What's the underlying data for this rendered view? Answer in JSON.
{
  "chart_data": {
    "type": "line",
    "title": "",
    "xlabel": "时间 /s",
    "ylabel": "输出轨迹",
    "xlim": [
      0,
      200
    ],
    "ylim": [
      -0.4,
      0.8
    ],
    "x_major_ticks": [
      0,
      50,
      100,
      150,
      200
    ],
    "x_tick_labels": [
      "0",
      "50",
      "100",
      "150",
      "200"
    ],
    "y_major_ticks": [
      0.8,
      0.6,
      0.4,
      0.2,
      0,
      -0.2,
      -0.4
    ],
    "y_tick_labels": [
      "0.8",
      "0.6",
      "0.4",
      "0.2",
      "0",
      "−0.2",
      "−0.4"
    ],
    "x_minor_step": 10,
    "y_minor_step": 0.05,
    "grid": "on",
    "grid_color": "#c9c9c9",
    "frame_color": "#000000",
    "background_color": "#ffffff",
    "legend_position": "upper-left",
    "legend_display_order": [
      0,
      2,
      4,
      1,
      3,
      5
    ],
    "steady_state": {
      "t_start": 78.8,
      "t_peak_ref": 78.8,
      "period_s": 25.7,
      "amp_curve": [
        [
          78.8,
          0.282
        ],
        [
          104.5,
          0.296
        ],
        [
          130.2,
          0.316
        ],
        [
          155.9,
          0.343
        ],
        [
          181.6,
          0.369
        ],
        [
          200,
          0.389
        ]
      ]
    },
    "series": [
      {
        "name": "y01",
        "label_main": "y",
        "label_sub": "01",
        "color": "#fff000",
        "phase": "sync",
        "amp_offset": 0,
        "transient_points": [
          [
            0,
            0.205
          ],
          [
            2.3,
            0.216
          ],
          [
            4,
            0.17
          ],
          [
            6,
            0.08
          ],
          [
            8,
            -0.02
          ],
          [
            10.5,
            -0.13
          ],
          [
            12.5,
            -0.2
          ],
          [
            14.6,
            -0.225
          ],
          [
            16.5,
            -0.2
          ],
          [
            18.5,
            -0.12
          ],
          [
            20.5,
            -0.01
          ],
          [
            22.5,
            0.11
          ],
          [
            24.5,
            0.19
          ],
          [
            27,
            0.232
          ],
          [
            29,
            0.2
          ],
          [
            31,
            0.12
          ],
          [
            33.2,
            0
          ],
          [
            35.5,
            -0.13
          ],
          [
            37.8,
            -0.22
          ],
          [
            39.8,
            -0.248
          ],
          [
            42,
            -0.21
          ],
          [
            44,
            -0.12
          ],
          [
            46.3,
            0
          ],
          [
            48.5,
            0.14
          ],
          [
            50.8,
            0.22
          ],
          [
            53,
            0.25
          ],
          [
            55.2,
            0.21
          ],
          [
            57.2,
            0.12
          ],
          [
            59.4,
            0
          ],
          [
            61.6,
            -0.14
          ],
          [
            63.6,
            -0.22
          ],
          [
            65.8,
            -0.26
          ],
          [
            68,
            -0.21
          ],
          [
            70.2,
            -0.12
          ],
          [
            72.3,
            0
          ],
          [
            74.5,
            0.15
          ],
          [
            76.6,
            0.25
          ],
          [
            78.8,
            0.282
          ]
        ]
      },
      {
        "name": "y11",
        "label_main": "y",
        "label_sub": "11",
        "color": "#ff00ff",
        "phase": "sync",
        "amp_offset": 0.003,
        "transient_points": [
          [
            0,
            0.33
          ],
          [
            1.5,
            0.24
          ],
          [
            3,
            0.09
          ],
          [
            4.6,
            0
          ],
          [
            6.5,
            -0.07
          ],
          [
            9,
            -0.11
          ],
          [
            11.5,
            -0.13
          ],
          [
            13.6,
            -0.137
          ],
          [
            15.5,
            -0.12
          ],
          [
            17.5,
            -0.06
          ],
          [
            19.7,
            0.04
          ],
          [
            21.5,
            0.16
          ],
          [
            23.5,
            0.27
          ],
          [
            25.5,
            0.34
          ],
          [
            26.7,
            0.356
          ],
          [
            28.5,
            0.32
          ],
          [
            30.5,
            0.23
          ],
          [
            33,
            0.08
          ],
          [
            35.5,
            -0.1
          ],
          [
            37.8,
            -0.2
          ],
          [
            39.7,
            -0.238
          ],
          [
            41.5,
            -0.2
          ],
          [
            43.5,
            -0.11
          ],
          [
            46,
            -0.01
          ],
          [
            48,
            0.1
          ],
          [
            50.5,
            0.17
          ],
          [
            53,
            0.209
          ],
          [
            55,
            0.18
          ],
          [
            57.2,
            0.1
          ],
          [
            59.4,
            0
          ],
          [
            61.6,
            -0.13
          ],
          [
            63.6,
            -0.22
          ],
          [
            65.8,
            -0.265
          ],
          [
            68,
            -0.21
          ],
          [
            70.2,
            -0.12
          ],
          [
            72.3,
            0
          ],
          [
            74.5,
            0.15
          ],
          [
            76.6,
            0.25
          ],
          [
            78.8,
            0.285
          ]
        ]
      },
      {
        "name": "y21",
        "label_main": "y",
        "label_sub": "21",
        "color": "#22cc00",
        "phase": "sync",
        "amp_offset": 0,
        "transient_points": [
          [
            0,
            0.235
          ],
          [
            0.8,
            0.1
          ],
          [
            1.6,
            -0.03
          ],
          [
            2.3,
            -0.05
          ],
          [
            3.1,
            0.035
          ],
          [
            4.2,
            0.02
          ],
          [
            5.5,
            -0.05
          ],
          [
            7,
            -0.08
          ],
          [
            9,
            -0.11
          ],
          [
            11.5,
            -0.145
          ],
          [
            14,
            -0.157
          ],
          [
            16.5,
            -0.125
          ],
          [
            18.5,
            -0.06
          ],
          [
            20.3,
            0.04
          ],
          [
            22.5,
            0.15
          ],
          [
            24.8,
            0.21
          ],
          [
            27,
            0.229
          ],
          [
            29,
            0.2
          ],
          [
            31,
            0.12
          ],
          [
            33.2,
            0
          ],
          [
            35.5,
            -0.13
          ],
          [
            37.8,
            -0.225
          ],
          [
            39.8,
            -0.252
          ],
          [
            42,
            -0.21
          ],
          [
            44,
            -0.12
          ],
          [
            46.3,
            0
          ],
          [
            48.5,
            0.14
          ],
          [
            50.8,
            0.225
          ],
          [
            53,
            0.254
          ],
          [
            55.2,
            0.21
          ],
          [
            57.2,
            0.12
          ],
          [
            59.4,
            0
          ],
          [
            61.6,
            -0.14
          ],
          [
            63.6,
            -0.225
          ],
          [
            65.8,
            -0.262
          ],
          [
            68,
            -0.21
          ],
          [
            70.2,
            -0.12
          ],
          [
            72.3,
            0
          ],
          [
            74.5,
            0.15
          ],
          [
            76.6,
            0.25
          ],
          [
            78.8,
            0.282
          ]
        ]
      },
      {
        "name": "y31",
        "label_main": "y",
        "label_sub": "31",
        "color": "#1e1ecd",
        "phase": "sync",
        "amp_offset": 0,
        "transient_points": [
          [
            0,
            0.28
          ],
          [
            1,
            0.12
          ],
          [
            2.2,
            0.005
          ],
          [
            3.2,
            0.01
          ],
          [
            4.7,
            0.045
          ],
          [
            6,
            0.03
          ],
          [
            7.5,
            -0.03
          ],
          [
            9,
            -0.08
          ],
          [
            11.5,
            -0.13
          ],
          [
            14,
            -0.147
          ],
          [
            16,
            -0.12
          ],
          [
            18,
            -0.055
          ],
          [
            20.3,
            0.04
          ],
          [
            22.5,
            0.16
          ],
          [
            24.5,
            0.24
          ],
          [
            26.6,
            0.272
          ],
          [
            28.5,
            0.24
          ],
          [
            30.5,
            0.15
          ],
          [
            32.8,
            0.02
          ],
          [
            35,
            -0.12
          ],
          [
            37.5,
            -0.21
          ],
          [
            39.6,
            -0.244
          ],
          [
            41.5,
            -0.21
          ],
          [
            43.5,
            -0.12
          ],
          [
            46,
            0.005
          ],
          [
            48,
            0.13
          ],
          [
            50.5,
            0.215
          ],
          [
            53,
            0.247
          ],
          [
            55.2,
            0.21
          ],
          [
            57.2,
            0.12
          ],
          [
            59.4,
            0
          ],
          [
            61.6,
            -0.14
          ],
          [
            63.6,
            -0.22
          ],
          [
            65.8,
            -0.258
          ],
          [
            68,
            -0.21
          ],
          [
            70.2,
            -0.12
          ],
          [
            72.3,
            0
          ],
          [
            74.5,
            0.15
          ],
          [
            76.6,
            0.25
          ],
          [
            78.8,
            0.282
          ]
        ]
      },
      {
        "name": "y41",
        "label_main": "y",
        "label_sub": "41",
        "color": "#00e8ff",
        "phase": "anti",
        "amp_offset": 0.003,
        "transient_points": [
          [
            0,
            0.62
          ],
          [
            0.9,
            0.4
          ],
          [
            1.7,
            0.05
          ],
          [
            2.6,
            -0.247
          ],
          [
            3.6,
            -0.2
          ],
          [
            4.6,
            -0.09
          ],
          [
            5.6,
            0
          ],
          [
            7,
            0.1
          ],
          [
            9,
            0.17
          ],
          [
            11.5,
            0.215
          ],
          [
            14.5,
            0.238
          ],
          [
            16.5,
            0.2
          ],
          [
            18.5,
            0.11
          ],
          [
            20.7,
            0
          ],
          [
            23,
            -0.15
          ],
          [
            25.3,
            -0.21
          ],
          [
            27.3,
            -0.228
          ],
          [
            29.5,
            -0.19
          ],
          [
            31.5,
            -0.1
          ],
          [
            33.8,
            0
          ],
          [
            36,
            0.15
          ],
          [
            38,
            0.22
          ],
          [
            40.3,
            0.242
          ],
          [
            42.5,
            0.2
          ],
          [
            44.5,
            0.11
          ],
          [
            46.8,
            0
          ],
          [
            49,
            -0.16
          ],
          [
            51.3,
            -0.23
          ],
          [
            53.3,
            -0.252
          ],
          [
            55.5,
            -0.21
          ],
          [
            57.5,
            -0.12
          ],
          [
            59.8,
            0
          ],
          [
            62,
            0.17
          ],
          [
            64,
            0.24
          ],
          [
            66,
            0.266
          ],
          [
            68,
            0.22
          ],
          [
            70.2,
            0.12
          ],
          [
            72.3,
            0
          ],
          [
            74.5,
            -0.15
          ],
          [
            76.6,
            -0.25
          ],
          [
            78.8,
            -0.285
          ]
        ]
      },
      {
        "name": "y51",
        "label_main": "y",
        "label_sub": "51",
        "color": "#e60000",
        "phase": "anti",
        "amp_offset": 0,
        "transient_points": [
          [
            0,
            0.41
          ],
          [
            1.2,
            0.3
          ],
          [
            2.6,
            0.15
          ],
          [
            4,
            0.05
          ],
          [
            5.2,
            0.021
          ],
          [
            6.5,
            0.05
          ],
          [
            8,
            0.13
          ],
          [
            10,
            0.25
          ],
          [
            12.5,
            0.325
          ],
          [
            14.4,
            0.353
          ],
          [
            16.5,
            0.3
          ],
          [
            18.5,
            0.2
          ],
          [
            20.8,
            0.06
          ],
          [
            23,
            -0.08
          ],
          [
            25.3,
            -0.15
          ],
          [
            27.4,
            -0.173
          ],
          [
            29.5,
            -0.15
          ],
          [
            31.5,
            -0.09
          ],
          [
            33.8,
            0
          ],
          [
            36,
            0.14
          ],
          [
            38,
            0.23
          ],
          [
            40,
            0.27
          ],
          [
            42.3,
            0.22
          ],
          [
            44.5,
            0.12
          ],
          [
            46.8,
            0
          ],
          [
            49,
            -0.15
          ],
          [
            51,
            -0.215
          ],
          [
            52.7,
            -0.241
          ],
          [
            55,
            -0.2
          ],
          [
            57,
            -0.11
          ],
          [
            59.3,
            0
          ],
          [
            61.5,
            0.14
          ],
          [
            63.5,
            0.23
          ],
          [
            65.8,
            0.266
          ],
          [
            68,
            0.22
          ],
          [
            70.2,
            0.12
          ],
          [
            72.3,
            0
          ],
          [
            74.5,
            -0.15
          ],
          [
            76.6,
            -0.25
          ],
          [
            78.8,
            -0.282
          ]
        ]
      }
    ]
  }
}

-=-=-

What is being asked> Filter for "name". Return all lines that hold it.

Output for this task>
        "name": "y01",
        "name": "y11",
        "name": "y21",
        "name": "y31",
        "name": "y41",
        "name": "y51",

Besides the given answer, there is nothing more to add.